Task prompt:
Below are some entries. Copy each line that holds the string "сведений".

Stored records:
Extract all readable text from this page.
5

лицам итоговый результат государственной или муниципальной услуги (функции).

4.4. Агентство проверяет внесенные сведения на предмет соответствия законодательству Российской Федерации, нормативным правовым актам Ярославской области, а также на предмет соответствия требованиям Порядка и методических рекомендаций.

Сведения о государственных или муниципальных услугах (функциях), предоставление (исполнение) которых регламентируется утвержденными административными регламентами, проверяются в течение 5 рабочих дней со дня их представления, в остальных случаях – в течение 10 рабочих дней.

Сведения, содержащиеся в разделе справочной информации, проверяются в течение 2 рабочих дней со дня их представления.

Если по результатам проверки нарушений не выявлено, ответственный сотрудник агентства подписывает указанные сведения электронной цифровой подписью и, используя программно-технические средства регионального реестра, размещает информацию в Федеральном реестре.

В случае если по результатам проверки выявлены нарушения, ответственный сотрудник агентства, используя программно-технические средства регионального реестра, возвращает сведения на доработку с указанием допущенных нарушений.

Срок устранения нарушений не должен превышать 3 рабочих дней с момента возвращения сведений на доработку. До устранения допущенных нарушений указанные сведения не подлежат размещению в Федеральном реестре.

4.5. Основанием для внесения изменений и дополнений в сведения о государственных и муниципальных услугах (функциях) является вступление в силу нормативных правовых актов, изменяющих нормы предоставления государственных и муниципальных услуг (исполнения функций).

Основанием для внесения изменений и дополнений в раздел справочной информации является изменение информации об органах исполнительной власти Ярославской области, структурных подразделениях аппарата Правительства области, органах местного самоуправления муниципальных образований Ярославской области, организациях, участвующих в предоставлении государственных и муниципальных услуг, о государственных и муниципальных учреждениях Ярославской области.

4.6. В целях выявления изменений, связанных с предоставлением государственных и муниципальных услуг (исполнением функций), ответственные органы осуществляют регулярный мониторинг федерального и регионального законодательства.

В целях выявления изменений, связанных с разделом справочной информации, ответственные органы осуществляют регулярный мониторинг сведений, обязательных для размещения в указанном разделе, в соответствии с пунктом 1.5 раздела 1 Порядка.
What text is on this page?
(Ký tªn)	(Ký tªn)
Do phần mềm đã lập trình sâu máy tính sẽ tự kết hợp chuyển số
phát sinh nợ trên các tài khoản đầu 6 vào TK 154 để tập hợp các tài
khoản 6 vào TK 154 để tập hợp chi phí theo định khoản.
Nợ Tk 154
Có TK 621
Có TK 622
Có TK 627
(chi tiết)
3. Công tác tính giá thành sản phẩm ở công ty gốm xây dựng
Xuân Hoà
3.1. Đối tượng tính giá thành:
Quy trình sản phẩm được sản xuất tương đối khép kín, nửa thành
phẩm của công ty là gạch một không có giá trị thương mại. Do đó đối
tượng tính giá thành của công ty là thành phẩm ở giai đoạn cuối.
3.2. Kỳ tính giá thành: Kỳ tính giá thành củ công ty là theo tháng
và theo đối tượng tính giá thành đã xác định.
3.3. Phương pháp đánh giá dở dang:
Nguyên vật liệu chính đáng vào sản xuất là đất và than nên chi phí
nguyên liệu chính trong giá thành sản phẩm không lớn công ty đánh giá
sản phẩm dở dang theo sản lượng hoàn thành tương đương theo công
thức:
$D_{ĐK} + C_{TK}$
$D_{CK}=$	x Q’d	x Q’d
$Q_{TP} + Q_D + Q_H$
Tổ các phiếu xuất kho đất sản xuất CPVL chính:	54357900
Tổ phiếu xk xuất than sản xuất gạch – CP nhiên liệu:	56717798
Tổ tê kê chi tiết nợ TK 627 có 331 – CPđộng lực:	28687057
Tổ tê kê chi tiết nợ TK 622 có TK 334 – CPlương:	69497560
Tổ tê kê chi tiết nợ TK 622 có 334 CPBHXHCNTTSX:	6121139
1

Answer to this problem:
Срок устранения нарушений не должен превышать 3 рабочих дней с момента возвращения сведений на доработку. До устранения допущенных нарушений указанные сведения не подлежат размещению в Федеральном реестре.
В целях выявления изменений, связанных с разделом справочной информации, ответственные органы осуществляют регулярный мониторинг сведений, обязательных для размещения в указанном разделе, в соответствии с пунктом 1.5 раздела 1 Порядка.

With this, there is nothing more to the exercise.